## Set exercise:
Gather all lines from the material that contain "text".

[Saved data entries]

┌────────

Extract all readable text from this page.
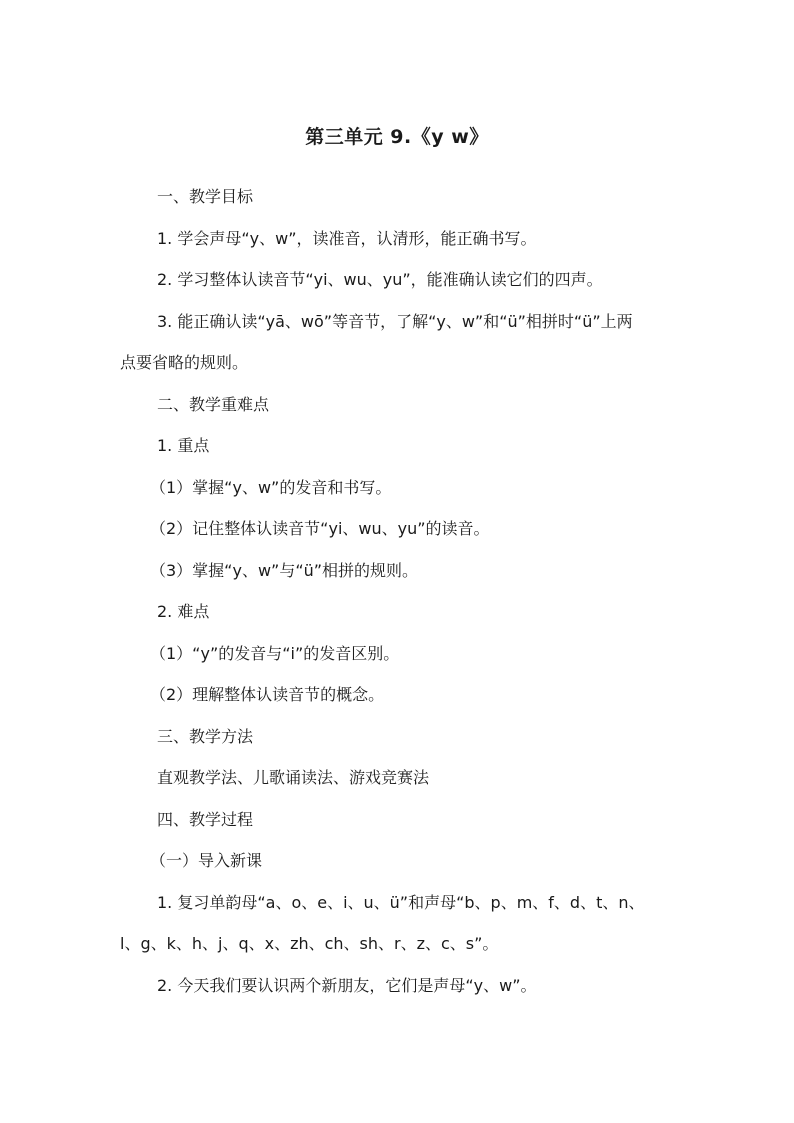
第三单元 9.《y w》
一、教学目标
1. 学会声母“y、w”，读准音，认清形，能正确书写。
2. 学习整体认读音节“yi、wu、yu”，能准确认读它们的四声。
3. 能正确认读“yā、wō”等音节，了解“y、w”和“ü”相拼时“ü”上两
点要省略的规则。
二、教学重难点
1. 重点
（1）掌握“y、w”的发音和书写。
（2）记住整体认读音节“yi、wu、yu”的读音。
（3）掌握“y、w”与“ü”相拼的规则。
2. 难点
（1）“y”的发音与“i”的发音区别。
（2）理解整体认读音节的概念。
三、教学方法
直观教学法、儿歌诵读法、游戏竞赛法
四、教学过程
（一）导入新课
1. 复习单韵母“a、o、e、i、u、ü”和声母“b、p、m、f、d、t、n、
l、g、k、h、j、q、x、zh、ch、sh、r、z、c、s”。
2. 今天我们要认识两个新朋友，它们是声母“y、w”。
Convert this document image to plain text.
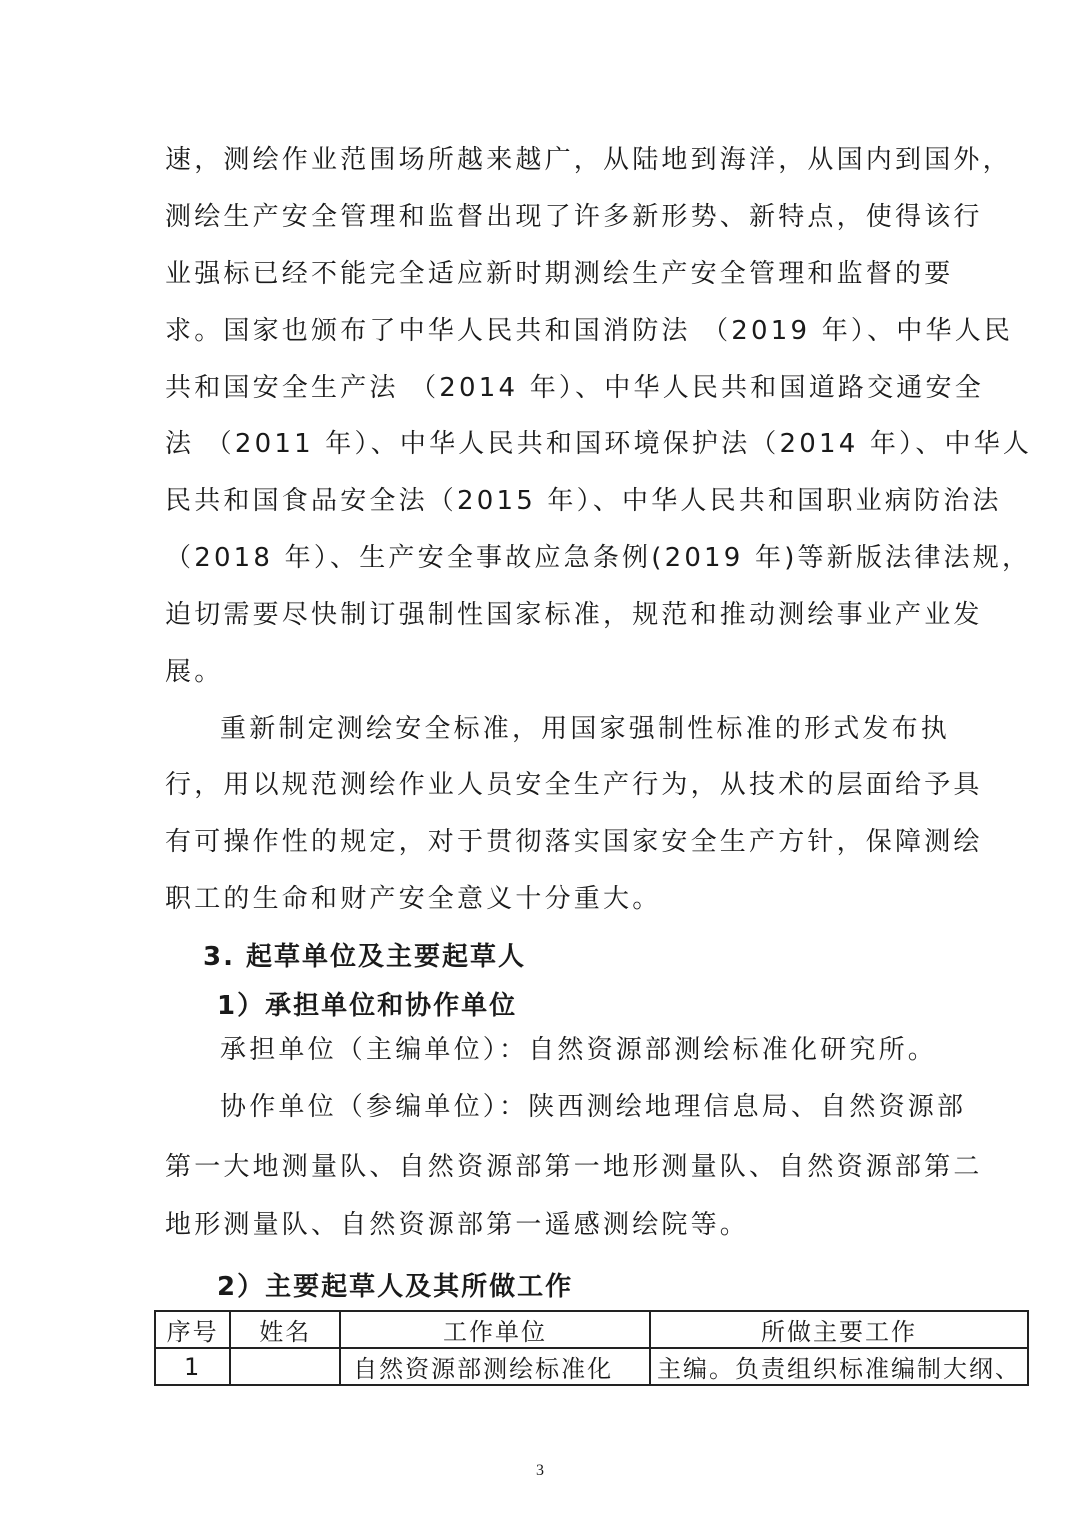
速，测绘作业范围场所越来越广，从陆地到海洋，从国内到国外，
测绘生产安全管理和监督出现了许多新形势、新特点，使得该行
业强标已经不能完全适应新时期测绘生产安全管理和监督的要
求。国家也颁布了中华人民共和国消防法 （2019 年）、中华人民
共和国安全生产法 （2014 年）、中华人民共和国道路交通安全
法 （2011 年）、中华人民共和国环境保护法（2014 年）、中华人
民共和国食品安全法（2015 年）、中华人民共和国职业病防治法
（2018 年）、生产安全事故应急条例(2019 年)等新版法律法规，
迫切需要尽快制订强制性国家标准，规范和推动测绘事业产业发
展。
重新制定测绘安全标准，用国家强制性标准的形式发布执
行，用以规范测绘作业人员安全生产行为，从技术的层面给予具
有可操作性的规定，对于贯彻落实国家安全生产方针，保障测绘
职工的生命和财产安全意义十分重大。
3. 起草单位及主要起草人
1）承担单位和协作单位
承担单位（主编单位）：自然资源部测绘标准化研究所。
协作单位（参编单位）：陕西测绘地理信息局、自然资源部
第一大地测量队、自然资源部第一地形测量队、自然资源部第二
地形测量队、自然资源部第一遥感测绘院等。
2）主要起草人及其所做工作
序号	姓名	工作单位	所做主要工作
1		自然资源部测绘标准化	主编。负责组织标准编制大纲、
3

└────────

## Solution below:
Extract all readable text from this page.
Convert this document image to plain text.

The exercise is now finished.